## To do
For this exercise, repeat all of the material verbatim apart from its images.

## Record excerpts

┌──

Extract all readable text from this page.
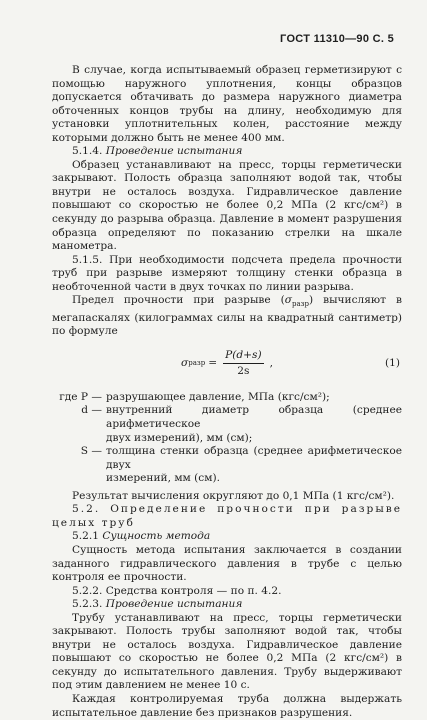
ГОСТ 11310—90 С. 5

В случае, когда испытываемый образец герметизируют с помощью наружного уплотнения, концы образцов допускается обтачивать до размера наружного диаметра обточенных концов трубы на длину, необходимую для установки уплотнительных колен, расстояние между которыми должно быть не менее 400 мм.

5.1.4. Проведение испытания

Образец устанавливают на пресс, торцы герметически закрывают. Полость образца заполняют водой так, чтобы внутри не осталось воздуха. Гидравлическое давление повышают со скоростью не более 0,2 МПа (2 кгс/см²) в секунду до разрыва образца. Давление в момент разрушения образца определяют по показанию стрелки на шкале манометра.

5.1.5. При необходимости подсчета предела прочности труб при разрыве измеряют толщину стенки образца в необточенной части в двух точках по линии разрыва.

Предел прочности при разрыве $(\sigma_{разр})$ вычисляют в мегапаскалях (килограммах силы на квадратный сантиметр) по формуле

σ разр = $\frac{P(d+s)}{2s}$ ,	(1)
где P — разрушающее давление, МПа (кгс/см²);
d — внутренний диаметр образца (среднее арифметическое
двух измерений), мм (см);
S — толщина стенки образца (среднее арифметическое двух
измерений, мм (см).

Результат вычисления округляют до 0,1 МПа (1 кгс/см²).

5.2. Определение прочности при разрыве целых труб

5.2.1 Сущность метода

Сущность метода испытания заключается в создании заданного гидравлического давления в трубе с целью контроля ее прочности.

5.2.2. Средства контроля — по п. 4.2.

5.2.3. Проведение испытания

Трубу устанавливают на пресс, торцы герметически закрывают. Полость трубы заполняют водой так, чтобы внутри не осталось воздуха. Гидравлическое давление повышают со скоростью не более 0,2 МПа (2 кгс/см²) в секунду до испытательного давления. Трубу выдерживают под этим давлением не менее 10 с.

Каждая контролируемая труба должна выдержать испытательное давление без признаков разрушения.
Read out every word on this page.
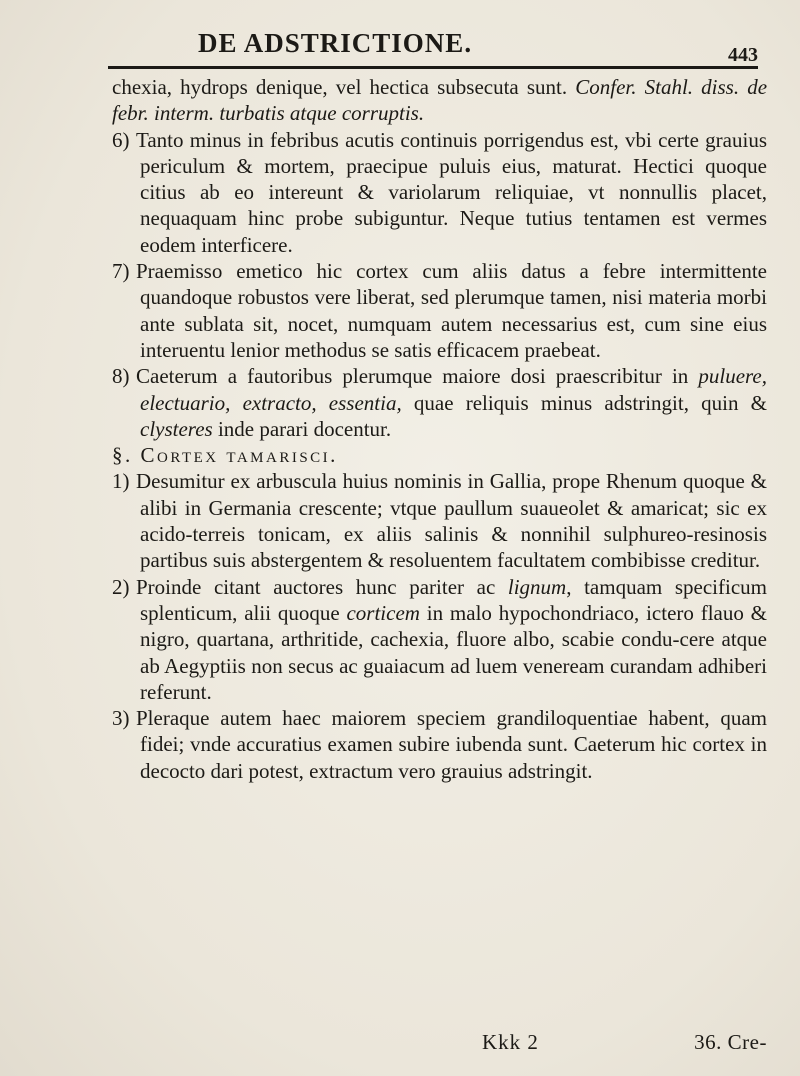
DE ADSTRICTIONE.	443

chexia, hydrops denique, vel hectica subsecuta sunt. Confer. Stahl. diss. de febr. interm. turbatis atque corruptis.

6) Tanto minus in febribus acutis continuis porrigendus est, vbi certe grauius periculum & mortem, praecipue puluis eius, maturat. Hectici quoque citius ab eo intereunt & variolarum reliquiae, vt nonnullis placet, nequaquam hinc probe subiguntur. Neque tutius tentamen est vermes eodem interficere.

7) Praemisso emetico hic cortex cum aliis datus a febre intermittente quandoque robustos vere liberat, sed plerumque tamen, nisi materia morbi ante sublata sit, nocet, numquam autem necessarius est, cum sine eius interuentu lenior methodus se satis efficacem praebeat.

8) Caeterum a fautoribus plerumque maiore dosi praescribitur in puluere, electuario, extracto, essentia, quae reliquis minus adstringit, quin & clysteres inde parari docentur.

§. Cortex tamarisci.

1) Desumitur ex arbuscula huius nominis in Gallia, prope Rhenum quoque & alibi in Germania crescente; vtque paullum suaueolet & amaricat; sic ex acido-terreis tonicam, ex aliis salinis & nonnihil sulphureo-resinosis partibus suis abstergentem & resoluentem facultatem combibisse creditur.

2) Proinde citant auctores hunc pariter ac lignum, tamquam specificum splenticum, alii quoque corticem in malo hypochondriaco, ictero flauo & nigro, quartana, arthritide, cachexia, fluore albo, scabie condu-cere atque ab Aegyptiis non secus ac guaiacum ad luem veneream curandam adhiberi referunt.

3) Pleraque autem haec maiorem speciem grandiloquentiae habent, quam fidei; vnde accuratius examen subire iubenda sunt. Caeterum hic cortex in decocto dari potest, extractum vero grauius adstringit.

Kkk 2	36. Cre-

└──

## Answer to the task
Extract all readable text from this page.
ГОСТ 11310—90 С. 5

В случае, когда испытываемый образец герметизируют с помощью наружного уплотнения, концы образцов допускается обтачивать до размера наружного диаметра обточенных концов трубы на длину, необходимую для установки уплотнительных колен, расстояние между которыми должно быть не менее 400 мм.

5.1.4. Проведение испытания

Образец устанавливают на пресс, торцы герметически закрывают. Полость образца заполняют водой так, чтобы внутри не осталось воздуха. Гидравлическое давление повышают со скоростью не более 0,2 МПа (2 кгс/см²) в секунду до разрыва образца. Давление в момент разрушения образца определяют по показанию стрелки на шкале манометра.

5.1.5. При необходимости подсчета предела прочности труб при разрыве измеряют толщину стенки образца в необточенной части в двух точках по линии разрыва.

Предел прочности при разрыве $(\sigma_{разр})$ вычисляют в мегапаскалях (килограммах силы на квадратный сантиметр) по формуле

σ разр = $\frac{P(d+s)}{2s}$ ,	(1)
где P — разрушающее давление, МПа (кгс/см²);
d — внутренний диаметр образца (среднее арифметическое
двух измерений), мм (см);
S — толщина стенки образца (среднее арифметическое двух
измерений, мм (см).

Результат вычисления округляют до 0,1 МПа (1 кгс/см²).

5.2. Определение прочности при разрыве целых труб

5.2.1 Сущность метода

Сущность метода испытания заключается в создании заданного гидравлического давления в трубе с целью контроля ее прочности.

5.2.2. Средства контроля — по п. 4.2.

5.2.3. Проведение испытания

Трубу устанавливают на пресс, торцы герметически закрывают. Полость трубы заполняют водой так, чтобы внутри не осталось воздуха. Гидравлическое давление повышают со скоростью не более 0,2 МПа (2 кгс/см²) в секунду до испытательного давления. Трубу выдерживают под этим давлением не менее 10 с.

Каждая контролируемая труба должна выдержать испытательное давление без признаков разрушения.
Read out every word on this page.
DE ADSTRICTIONE.	443

chexia, hydrops denique, vel hectica subsecuta sunt. Confer. Stahl. diss. de febr. interm. turbatis atque corruptis.

6) Tanto minus in febribus acutis continuis porrigendus est, vbi certe grauius periculum & mortem, praecipue puluis eius, maturat. Hectici quoque citius ab eo intereunt & variolarum reliquiae, vt nonnullis placet, nequaquam hinc probe subiguntur. Neque tutius tentamen est vermes eodem interficere.

7) Praemisso emetico hic cortex cum aliis datus a febre intermittente quandoque robustos vere liberat, sed plerumque tamen, nisi materia morbi ante sublata sit, nocet, numquam autem necessarius est, cum sine eius interuentu lenior methodus se satis efficacem praebeat.

8) Caeterum a fautoribus plerumque maiore dosi praescribitur in puluere, electuario, extracto, essentia, quae reliquis minus adstringit, quin & clysteres inde parari docentur.

§. Cortex tamarisci.

1) Desumitur ex arbuscula huius nominis in Gallia, prope Rhenum quoque & alibi in Germania crescente; vtque paullum suaueolet & amaricat; sic ex acido-terreis tonicam, ex aliis salinis & nonnihil sulphureo-resinosis partibus suis abstergentem & resoluentem facultatem combibisse creditur.

2) Proinde citant auctores hunc pariter ac lignum, tamquam specificum splenticum, alii quoque corticem in malo hypochondriaco, ictero flauo & nigro, quartana, arthritide, cachexia, fluore albo, scabie condu-cere atque ab Aegyptiis non secus ac guaiacum ad luem veneream curandam adhiberi referunt.

3) Pleraque autem haec maiorem speciem grandiloquentiae habent, quam fidei; vnde accuratius examen subire iubenda sunt. Caeterum hic cortex in decocto dari potest, extractum vero grauius adstringit.

Kkk 2	36. Cre-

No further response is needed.